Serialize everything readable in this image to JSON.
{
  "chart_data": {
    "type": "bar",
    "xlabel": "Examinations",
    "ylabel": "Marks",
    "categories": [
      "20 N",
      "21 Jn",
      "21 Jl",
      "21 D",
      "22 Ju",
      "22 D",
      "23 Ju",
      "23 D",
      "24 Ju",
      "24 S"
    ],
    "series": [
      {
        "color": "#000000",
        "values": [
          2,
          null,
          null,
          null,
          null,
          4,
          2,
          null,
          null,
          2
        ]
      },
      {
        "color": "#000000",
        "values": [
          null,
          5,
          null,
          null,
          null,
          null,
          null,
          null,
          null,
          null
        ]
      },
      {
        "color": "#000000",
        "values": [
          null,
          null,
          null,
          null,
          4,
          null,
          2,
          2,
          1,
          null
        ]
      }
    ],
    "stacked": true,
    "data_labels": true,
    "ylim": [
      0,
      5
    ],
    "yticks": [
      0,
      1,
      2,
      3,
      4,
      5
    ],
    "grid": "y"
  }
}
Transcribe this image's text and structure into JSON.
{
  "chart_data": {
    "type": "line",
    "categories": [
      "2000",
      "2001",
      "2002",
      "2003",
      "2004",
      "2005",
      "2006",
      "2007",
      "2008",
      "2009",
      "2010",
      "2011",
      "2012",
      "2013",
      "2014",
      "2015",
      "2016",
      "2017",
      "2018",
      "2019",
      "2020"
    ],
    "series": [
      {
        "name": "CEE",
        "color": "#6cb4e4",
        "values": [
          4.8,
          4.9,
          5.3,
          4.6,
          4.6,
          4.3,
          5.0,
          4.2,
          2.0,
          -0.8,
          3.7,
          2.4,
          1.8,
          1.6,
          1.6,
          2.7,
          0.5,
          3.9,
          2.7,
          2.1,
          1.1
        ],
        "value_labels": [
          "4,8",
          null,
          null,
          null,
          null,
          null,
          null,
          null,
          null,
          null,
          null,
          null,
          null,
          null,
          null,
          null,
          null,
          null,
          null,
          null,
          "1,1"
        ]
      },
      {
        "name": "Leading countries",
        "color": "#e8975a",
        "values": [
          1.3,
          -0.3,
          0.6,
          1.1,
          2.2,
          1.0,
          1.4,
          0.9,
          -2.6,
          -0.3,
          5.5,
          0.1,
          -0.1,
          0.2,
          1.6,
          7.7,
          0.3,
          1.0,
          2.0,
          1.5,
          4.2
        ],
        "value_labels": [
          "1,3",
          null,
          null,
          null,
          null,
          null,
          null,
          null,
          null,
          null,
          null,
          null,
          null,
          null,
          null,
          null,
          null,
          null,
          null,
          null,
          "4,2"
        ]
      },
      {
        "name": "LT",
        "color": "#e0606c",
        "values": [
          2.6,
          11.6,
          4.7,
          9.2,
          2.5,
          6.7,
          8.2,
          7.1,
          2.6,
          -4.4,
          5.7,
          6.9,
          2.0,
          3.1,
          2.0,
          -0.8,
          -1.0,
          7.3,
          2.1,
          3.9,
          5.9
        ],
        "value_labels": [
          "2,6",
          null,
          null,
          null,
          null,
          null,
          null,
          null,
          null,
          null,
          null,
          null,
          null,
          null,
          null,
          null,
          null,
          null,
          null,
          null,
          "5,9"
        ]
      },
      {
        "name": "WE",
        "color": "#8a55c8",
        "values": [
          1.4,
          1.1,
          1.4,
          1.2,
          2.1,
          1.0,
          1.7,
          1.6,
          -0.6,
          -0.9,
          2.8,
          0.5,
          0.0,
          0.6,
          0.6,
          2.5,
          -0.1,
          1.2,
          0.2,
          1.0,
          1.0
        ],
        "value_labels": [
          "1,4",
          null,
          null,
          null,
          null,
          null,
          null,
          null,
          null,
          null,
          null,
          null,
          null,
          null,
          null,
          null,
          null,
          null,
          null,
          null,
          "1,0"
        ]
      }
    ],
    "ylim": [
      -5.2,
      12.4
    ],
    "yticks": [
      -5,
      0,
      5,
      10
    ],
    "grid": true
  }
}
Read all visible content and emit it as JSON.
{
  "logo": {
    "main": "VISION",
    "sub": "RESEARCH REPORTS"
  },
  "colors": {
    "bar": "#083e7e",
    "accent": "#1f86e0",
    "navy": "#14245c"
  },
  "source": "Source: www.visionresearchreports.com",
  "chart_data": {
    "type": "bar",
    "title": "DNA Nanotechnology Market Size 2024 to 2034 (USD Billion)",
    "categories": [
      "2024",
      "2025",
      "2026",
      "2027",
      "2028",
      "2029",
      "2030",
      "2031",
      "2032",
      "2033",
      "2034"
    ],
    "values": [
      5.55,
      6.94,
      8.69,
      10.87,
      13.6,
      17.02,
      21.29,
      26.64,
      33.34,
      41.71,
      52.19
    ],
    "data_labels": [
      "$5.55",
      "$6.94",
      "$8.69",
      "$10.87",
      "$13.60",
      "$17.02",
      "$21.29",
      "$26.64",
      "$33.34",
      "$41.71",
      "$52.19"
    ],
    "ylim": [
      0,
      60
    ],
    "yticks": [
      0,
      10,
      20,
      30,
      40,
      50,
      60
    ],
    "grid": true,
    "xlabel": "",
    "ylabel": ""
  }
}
= = = =
## TASK REQUIREMENTS
Gather each line from the entries above that includes the word "image".

## ANSWER TO THIS TASK
Serialize everything readable in this image to JSON.
Transcribe this image's text and structure into JSON.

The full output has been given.